_What is being asked_
Of the lines in the entries below, state how many hold the word "italicized". Say nothing else.

-- Begin --

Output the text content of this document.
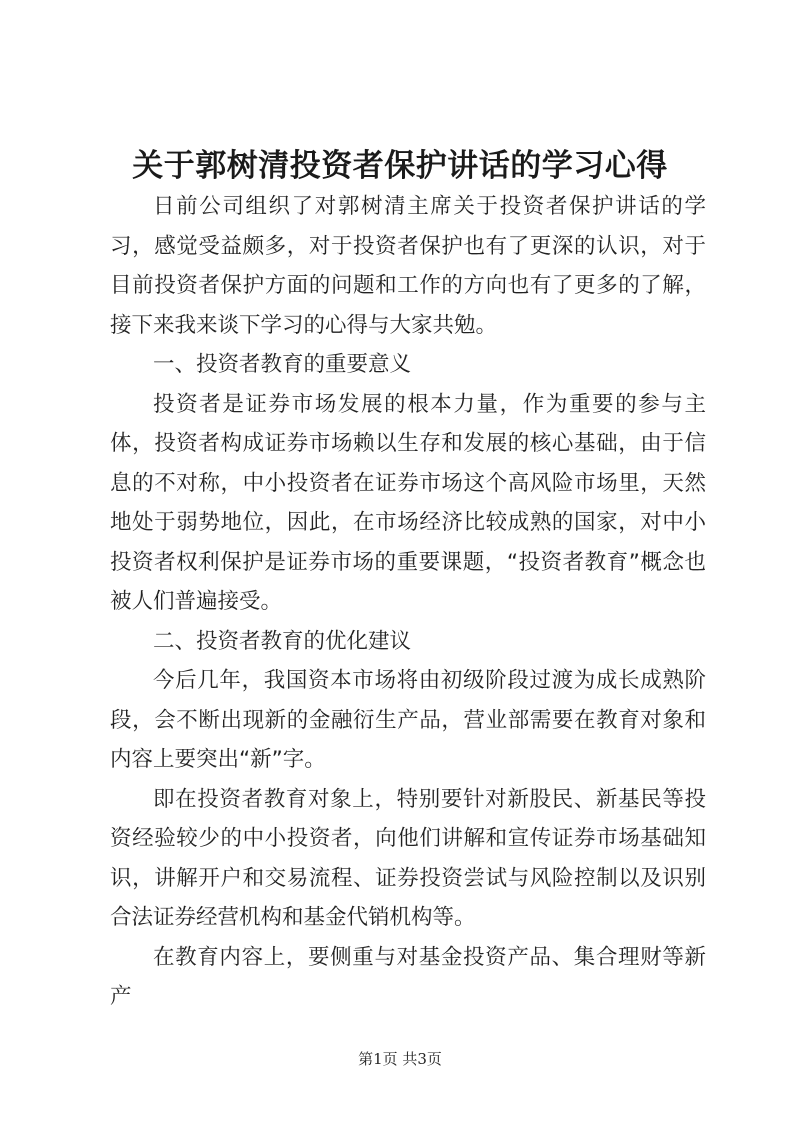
关于郭树清投资者保护讲话的学习心得

日前公司组织了对郭树清主席关于投资者保护讲话的学习，感觉受益颇多，对于投资者保护也有了更深的认识，对于目前投资者保护方面的问题和工作的方向也有了更多的了解，接下来我来谈下学习的心得与大家共勉。

一、投资者教育的重要意义

投资者是证券市场发展的根本力量，作为重要的参与主体，投资者构成证券市场赖以生存和发展的核心基础，由于信息的不对称，中小投资者在证券市场这个高风险市场里，天然地处于弱势地位，因此，在市场经济比较成熟的国家，对中小投资者权利保护是证券市场的重要课题，“投资者教育”概念也被人们普遍接受。

二、投资者教育的优化建议

今后几年，我国资本市场将由初级阶段过渡为成长成熟阶段，会不断出现新的金融衍生产品，营业部需要在教育对象和内容上要突出“新”字。

即在投资者教育对象上，特别要针对新股民、新基民等投资经验较少的中小投资者，向他们讲解和宣传证券市场基础知识，讲解开户和交易流程、证券投资尝试与风险控制以及识别合法证券经营机构和基金代销机构等。

在教育内容上，要侧重与对基金投资产品、集合理财等新产

第1页 共3页
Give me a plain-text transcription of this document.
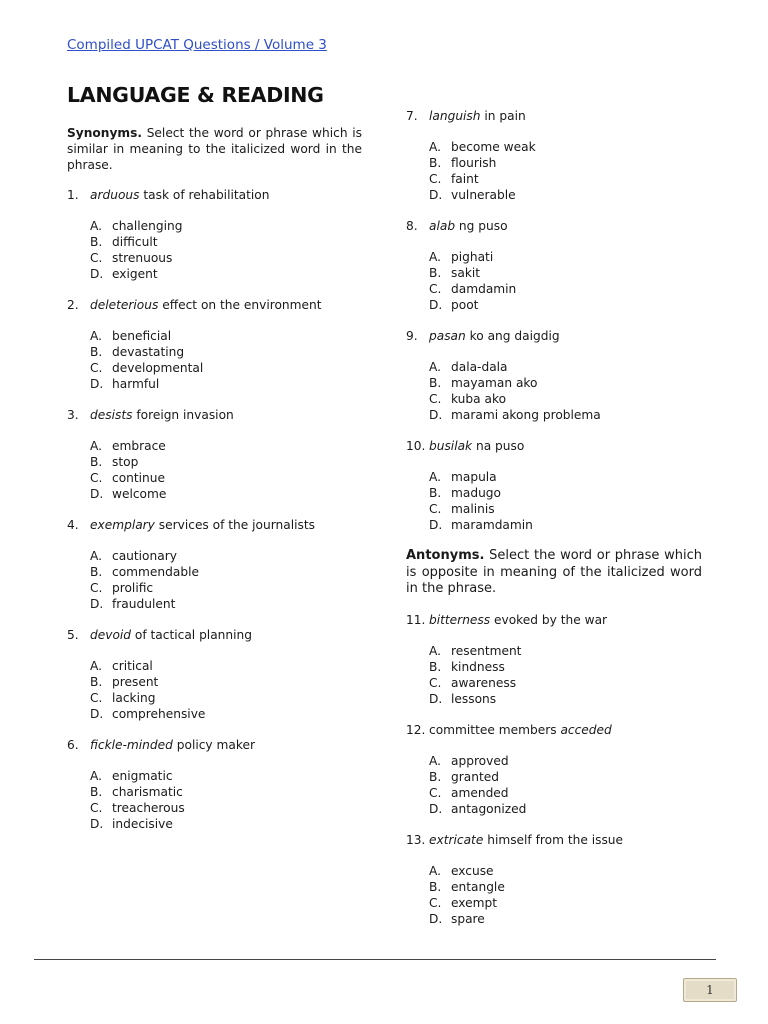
Compiled UPCAT Questions / Volume 3
LANGUAGE & READING

Synonyms. Select the word or phrase which is similar in meaning to the italicized word in the phrase.

1. arduous task of rehabilitation
A. challenging
B. difficult
C. strenuous
D. exigent
2. deleterious effect on the environment
A. beneficial
B. devastating
C. developmental
D. harmful
3. desists foreign invasion
A. embrace
B. stop
C. continue
D. welcome
4. exemplary services of the journalists
A. cautionary
B. commendable
C. prolific
D. fraudulent
5. devoid of tactical planning
A. critical
B. present
C. lacking
D. comprehensive
6. fickle-minded policy maker
A. enigmatic
B. charismatic
C. treacherous
D. indecisive
7. languish in pain
A. become weak
B. flourish
C. faint
D. vulnerable
8. alab ng puso
A. pighati
B. sakit
C. damdamin
D. poot
9. pasan ko ang daigdig
A. dala-dala
B. mayaman ako
C. kuba ako
D. marami akong problema
10. busilak na puso
A. mapula
B. madugo
C. malinis
D. maramdamin

Antonyms. Select the word or phrase which is opposite in meaning of the italicized word in the phrase.

11. bitterness evoked by the war
A. resentment
B. kindness
C. awareness
D. lessons
12. committee members acceded
A. approved
B. granted
C. amended
D. antagonized
13. extricate himself from the issue
A. excuse
B. entangle
C. exempt
D. spare
1
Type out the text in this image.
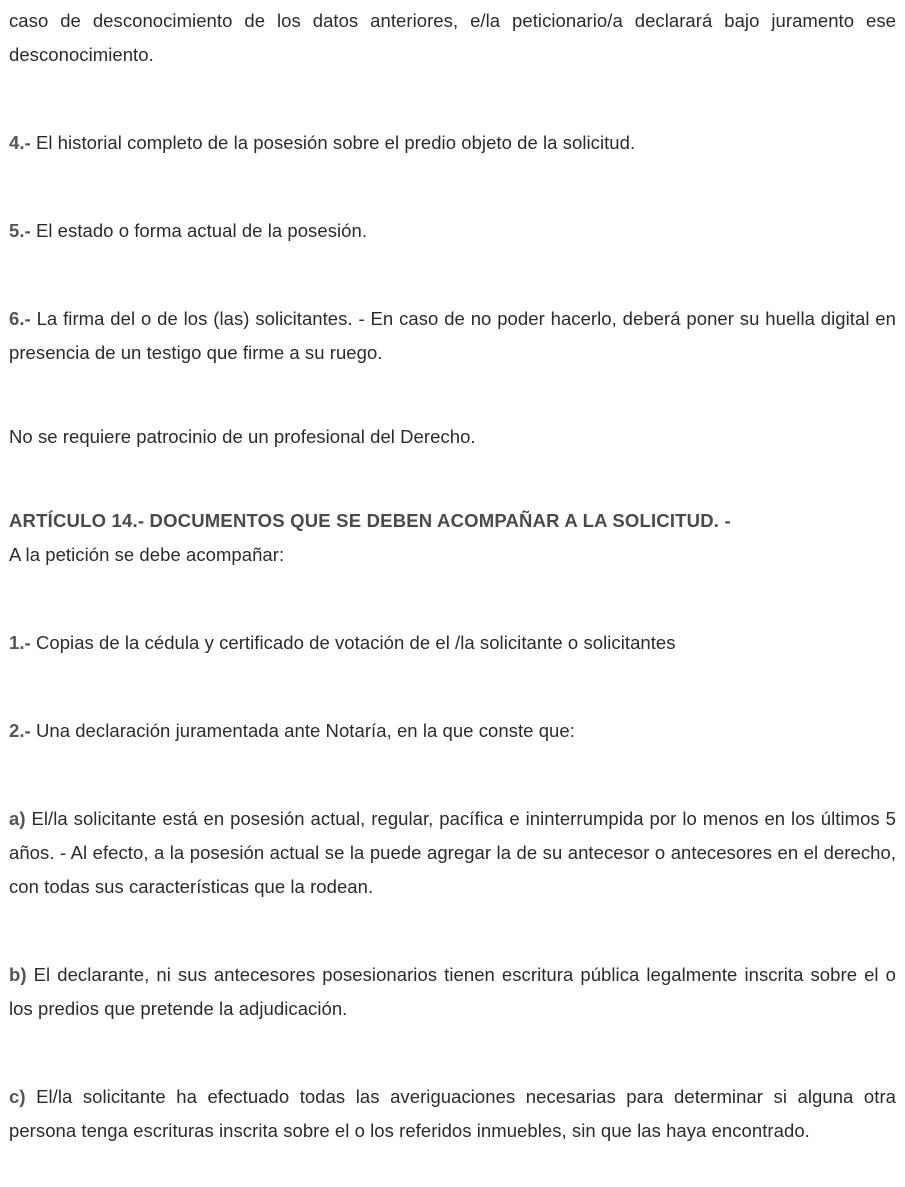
caso de desconocimiento de los datos anteriores, e/la peticionario/a declarará bajo juramento ese desconocimiento.

4.- El historial completo de la posesión sobre el predio objeto de la solicitud.

5.- El estado o forma actual de la posesión.

6.- La firma del o de los (las) solicitantes. - En caso de no poder hacerlo, deberá poner su huella digital en presencia de un testigo que firme a su ruego.

No se requiere patrocinio de un profesional del Derecho.

ARTÍCULO 14.- DOCUMENTOS QUE SE DEBEN ACOMPAÑAR A LA SOLICITUD. -
A la petición se debe acompañar:

1.- Copias de la cédula y certificado de votación de el /la solicitante o solicitantes

2.- Una declaración juramentada ante Notaría, en la que conste que:

a) El/la solicitante está en posesión actual, regular, pacífica e ininterrumpida por lo menos en los últimos 5 años. - Al efecto, a la posesión actual se la puede agregar la de su antecesor o antecesores en el derecho, con todas sus características que la rodean.

b) El declarante, ni sus antecesores posesionarios tienen escritura pública legalmente inscrita sobre el o los predios que pretende la adjudicación.

c) El/la solicitante ha efectuado todas las averiguaciones necesarias para determinar si alguna otra persona tenga escrituras inscrita sobre el o los referidos inmuebles, sin que las haya encontrado.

-- End --

_Problem solution_
2